● Short task
Restate the entries below word for word, omitting nothing.

● Data for processing

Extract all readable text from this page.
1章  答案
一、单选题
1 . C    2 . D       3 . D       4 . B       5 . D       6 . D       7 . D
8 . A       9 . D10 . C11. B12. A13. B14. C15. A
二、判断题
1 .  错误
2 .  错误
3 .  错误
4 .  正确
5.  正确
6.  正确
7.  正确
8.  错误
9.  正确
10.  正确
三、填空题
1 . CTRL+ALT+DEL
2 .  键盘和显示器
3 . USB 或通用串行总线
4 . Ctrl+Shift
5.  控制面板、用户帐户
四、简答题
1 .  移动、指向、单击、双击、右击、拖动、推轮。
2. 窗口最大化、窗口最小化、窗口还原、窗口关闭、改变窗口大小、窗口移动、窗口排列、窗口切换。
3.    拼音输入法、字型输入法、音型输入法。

● Answer in full
Extract all readable text from this page.
1章  答案
一、单选题
1 . C    2 . D       3 . D       4 . B       5 . D       6 . D       7 . D
8 . A       9 . D10 . C11. B12. A13. B14. C15. A
二、判断题
1 .  错误
2 .  错误
3 .  错误
4 .  正确
5.  正确
6.  正确
7.  正确
8.  错误
9.  正确
10.  正确
三、填空题
1 . CTRL+ALT+DEL
2 .  键盘和显示器
3 . USB 或通用串行总线
4 . Ctrl+Shift
5.  控制面板、用户帐户
四、简答题
1 .  移动、指向、单击、双击、右击、拖动、推轮。
2. 窗口最大化、窗口最小化、窗口还原、窗口关闭、改变窗口大小、窗口移动、窗口排列、窗口切换。
3.    拼音输入法、字型输入法、音型输入法。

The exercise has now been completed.